What needs to be done |
Send back the entries below exactly as they appear.

━━━━━━━━━━━━━━━━━━━━

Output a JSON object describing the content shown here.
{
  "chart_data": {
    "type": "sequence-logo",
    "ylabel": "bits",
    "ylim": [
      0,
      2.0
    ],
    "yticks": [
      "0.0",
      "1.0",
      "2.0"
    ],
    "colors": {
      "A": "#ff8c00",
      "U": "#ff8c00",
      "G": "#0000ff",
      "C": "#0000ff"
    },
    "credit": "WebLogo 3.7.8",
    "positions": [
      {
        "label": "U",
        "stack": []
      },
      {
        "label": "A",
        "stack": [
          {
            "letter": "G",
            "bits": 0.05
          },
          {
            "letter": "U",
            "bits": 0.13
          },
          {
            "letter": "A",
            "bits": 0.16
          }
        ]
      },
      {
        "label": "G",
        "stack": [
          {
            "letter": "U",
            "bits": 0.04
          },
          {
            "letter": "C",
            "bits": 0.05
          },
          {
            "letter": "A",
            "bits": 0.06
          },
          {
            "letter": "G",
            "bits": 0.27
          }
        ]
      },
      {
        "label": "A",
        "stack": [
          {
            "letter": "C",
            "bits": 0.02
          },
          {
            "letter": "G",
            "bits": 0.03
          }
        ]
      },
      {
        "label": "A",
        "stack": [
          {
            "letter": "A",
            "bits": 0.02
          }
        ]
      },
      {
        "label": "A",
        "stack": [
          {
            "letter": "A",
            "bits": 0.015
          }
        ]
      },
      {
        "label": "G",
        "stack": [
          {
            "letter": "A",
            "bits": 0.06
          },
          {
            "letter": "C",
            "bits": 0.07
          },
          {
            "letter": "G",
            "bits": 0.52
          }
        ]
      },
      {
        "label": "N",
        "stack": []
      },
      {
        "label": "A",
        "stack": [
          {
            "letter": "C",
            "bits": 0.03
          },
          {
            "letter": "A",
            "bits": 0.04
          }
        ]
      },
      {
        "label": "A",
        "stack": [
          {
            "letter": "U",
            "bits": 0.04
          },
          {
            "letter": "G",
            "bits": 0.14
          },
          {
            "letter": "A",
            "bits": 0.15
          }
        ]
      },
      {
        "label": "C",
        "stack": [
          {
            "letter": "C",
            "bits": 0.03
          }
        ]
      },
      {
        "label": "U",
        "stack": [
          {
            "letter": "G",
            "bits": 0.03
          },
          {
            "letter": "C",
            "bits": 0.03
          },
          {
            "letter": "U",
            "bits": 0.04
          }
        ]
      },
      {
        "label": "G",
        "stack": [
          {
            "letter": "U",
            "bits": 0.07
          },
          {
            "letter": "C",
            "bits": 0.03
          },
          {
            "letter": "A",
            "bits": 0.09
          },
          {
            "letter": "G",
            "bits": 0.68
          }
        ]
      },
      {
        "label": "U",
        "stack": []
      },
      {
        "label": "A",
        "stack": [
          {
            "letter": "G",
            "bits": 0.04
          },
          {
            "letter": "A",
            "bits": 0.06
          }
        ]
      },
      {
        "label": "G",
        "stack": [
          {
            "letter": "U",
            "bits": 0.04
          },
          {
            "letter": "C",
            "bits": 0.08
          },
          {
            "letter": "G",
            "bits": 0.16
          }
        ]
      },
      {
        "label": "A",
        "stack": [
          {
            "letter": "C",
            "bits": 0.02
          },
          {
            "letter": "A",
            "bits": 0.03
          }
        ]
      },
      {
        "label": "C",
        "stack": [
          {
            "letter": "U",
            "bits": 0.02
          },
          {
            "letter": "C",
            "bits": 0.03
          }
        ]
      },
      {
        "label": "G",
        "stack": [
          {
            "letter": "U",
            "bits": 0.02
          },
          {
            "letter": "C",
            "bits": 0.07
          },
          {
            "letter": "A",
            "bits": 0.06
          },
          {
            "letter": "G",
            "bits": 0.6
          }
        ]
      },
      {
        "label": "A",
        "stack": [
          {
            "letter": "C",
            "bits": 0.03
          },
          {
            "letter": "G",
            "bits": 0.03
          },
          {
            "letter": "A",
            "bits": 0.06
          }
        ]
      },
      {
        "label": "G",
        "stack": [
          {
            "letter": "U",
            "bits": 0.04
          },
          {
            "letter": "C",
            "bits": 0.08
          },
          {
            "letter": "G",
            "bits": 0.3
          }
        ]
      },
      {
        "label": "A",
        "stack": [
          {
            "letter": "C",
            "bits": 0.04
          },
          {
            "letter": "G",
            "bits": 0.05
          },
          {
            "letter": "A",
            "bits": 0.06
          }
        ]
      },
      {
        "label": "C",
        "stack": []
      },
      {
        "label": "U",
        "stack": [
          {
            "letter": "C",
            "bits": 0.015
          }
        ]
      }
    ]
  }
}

━━━━━━━━━━━━━━━━━━━━

Result of the task |
Output a JSON object describing the content shown here.
{
  "chart_data": {
    "type": "sequence-logo",
    "ylabel": "bits",
    "ylim": [
      0,
      2.0
    ],
    "yticks": [
      "0.0",
      "1.0",
      "2.0"
    ],
    "colors": {
      "A": "#ff8c00",
      "U": "#ff8c00",
      "G": "#0000ff",
      "C": "#0000ff"
    },
    "credit": "WebLogo 3.7.8",
    "positions": [
      {
        "label": "U",
        "stack": []
      },
      {
        "label": "A",
        "stack": [
          {
            "letter": "G",
            "bits": 0.05
          },
          {
            "letter": "U",
            "bits": 0.13
          },
          {
            "letter": "A",
            "bits": 0.16
          }
        ]
      },
      {
        "label": "G",
        "stack": [
          {
            "letter": "U",
            "bits": 0.04
          },
          {
            "letter": "C",
            "bits": 0.05
          },
          {
            "letter": "A",
            "bits": 0.06
          },
          {
            "letter": "G",
            "bits": 0.27
          }
        ]
      },
      {
        "label": "A",
        "stack": [
          {
            "letter": "C",
            "bits": 0.02
          },
          {
            "letter": "G",
            "bits": 0.03
          }
        ]
      },
      {
        "label": "A",
        "stack": [
          {
            "letter": "A",
            "bits": 0.02
          }
        ]
      },
      {
        "label": "A",
        "stack": [
          {
            "letter": "A",
            "bits": 0.015
          }
        ]
      },
      {
        "label": "G",
        "stack": [
          {
            "letter": "A",
            "bits": 0.06
          },
          {
            "letter": "C",
            "bits": 0.07
          },
          {
            "letter": "G",
            "bits": 0.52
          }
        ]
      },
      {
        "label": "N",
        "stack": []
      },
      {
        "label": "A",
        "stack": [
          {
            "letter": "C",
            "bits": 0.03
          },
          {
            "letter": "A",
            "bits": 0.04
          }
        ]
      },
      {
        "label": "A",
        "stack": [
          {
            "letter": "U",
            "bits": 0.04
          },
          {
            "letter": "G",
            "bits": 0.14
          },
          {
            "letter": "A",
            "bits": 0.15
          }
        ]
      },
      {
        "label": "C",
        "stack": [
          {
            "letter": "C",
            "bits": 0.03
          }
        ]
      },
      {
        "label": "U",
        "stack": [
          {
            "letter": "G",
            "bits": 0.03
          },
          {
            "letter": "C",
            "bits": 0.03
          },
          {
            "letter": "U",
            "bits": 0.04
          }
        ]
      },
      {
        "label": "G",
        "stack": [
          {
            "letter": "U",
            "bits": 0.07
          },
          {
            "letter": "C",
            "bits": 0.03
          },
          {
            "letter": "A",
            "bits": 0.09
          },
          {
            "letter": "G",
            "bits": 0.68
          }
        ]
      },
      {
        "label": "U",
        "stack": []
      },
      {
        "label": "A",
        "stack": [
          {
            "letter": "G",
            "bits": 0.04
          },
          {
            "letter": "A",
            "bits": 0.06
          }
        ]
      },
      {
        "label": "G",
        "stack": [
          {
            "letter": "U",
            "bits": 0.04
          },
          {
            "letter": "C",
            "bits": 0.08
          },
          {
            "letter": "G",
            "bits": 0.16
          }
        ]
      },
      {
        "label": "A",
        "stack": [
          {
            "letter": "C",
            "bits": 0.02
          },
          {
            "letter": "A",
            "bits": 0.03
          }
        ]
      },
      {
        "label": "C",
        "stack": [
          {
            "letter": "U",
            "bits": 0.02
          },
          {
            "letter": "C",
            "bits": 0.03
          }
        ]
      },
      {
        "label": "G",
        "stack": [
          {
            "letter": "U",
            "bits": 0.02
          },
          {
            "letter": "C",
            "bits": 0.07
          },
          {
            "letter": "A",
            "bits": 0.06
          },
          {
            "letter": "G",
            "bits": 0.6
          }
        ]
      },
      {
        "label": "A",
        "stack": [
          {
            "letter": "C",
            "bits": 0.03
          },
          {
            "letter": "G",
            "bits": 0.03
          },
          {
            "letter": "A",
            "bits": 0.06
          }
        ]
      },
      {
        "label": "G",
        "stack": [
          {
            "letter": "U",
            "bits": 0.04
          },
          {
            "letter": "C",
            "bits": 0.08
          },
          {
            "letter": "G",
            "bits": 0.3
          }
        ]
      },
      {
        "label": "A",
        "stack": [
          {
            "letter": "C",
            "bits": 0.04
          },
          {
            "letter": "G",
            "bits": 0.05
          },
          {
            "letter": "A",
            "bits": 0.06
          }
        ]
      },
      {
        "label": "C",
        "stack": []
      },
      {
        "label": "U",
        "stack": [
          {
            "letter": "C",
            "bits": 0.015
          }
        ]
      }
    ]
  }
}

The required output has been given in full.